The task
Present each line of the entries below that holds the word "三问四观".

Exercise inputs

━━━

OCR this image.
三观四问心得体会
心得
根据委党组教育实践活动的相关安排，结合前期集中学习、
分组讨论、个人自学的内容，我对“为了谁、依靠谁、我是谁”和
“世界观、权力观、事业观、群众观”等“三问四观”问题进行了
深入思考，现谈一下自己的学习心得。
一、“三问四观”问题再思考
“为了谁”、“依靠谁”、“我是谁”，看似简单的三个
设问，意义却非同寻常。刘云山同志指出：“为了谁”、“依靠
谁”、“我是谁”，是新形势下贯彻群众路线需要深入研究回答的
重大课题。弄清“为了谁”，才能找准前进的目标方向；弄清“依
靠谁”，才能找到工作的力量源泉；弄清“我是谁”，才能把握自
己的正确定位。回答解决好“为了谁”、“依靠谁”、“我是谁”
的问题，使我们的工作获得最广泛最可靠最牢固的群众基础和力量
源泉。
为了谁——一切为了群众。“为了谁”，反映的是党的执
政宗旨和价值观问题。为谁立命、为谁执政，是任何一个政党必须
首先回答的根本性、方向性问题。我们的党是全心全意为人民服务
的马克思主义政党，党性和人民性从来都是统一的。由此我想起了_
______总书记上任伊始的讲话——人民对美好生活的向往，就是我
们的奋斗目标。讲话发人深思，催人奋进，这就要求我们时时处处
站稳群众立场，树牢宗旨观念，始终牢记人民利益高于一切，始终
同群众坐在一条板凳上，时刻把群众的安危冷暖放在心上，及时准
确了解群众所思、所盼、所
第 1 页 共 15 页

━━━

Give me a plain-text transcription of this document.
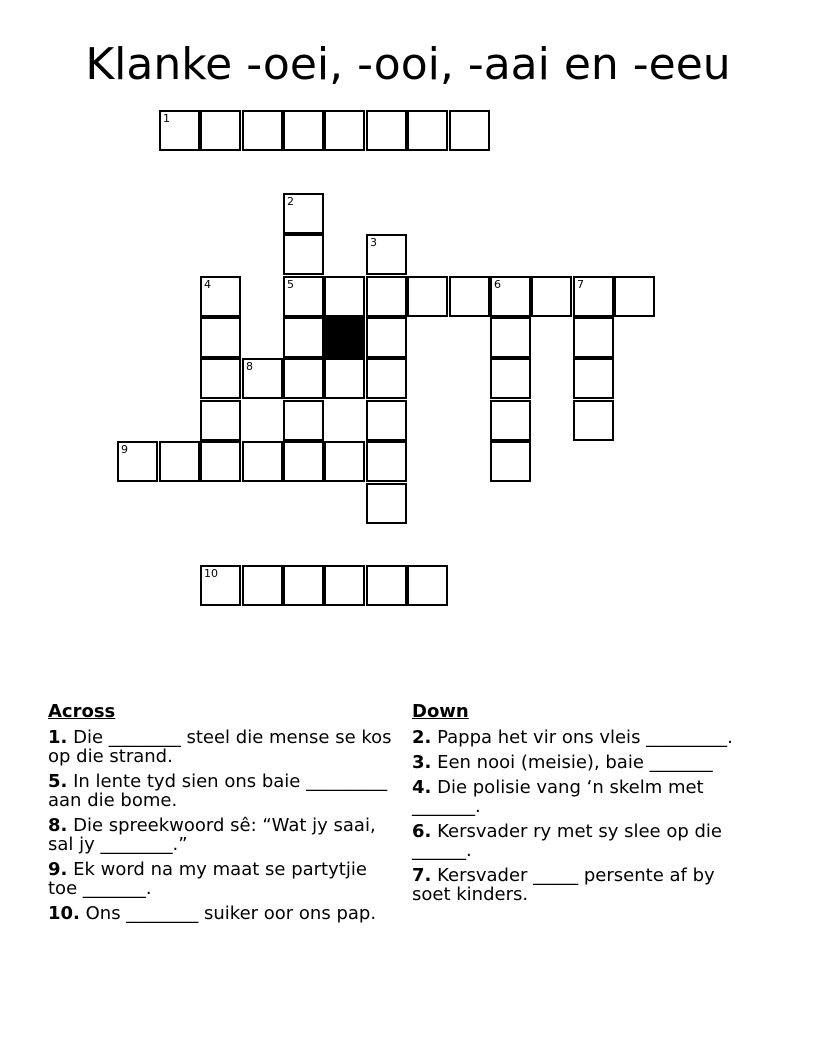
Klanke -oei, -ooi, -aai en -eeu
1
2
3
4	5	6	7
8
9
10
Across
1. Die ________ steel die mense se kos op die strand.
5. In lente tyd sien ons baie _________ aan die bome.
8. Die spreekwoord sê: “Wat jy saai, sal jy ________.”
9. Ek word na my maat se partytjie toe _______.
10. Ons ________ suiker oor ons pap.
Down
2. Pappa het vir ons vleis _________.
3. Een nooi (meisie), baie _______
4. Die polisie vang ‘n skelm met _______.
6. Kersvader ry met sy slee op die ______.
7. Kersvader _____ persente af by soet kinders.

━━━

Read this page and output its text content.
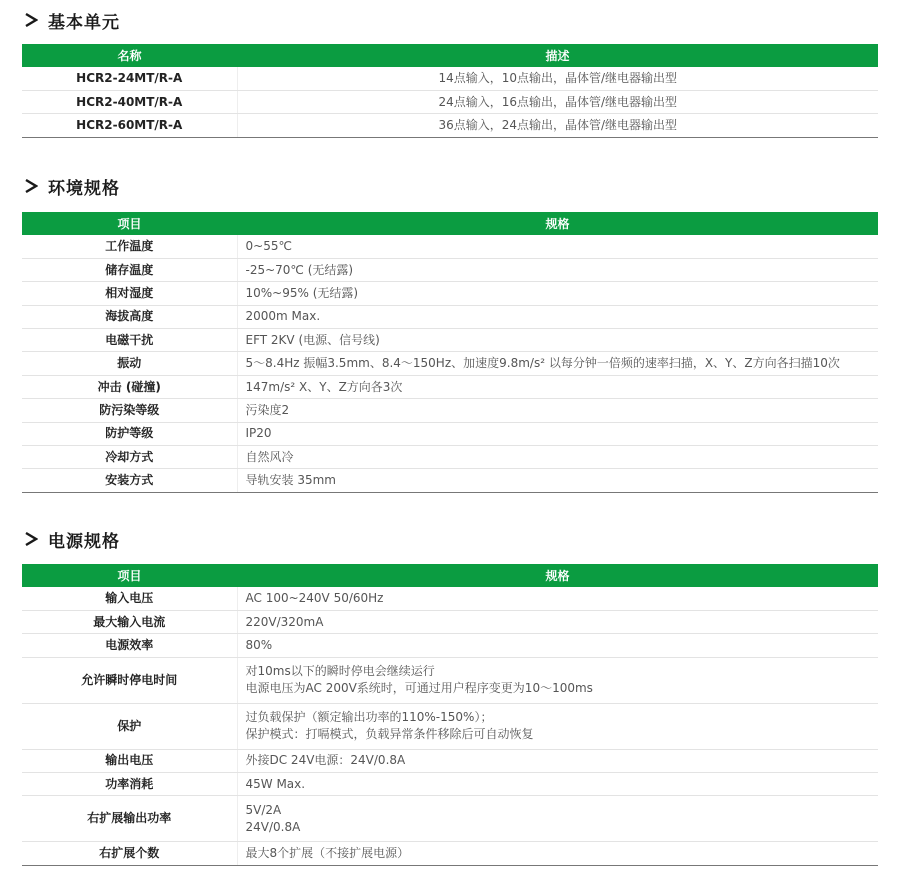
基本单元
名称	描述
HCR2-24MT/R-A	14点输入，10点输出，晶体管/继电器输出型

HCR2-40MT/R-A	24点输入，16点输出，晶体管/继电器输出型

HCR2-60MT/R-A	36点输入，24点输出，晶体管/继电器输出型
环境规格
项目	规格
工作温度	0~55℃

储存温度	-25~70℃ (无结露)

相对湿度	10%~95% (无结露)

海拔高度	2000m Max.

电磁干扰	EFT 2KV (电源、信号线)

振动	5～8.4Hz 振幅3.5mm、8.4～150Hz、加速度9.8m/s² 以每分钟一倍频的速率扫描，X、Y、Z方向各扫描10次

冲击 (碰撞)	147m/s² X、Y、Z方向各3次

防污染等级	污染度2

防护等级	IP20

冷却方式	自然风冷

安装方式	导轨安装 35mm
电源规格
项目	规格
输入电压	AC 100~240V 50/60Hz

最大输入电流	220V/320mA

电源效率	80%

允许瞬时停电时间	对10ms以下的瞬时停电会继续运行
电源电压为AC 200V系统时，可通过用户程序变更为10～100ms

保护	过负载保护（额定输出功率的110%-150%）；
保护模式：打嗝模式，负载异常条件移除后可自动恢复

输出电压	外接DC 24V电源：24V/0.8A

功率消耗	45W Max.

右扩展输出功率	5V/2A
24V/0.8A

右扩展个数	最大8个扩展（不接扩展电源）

━━━

Answer to the problem
“世界观、权力观、事业观、群众观”等“三问四观”问题进行了
一、“三问四观”问题再思考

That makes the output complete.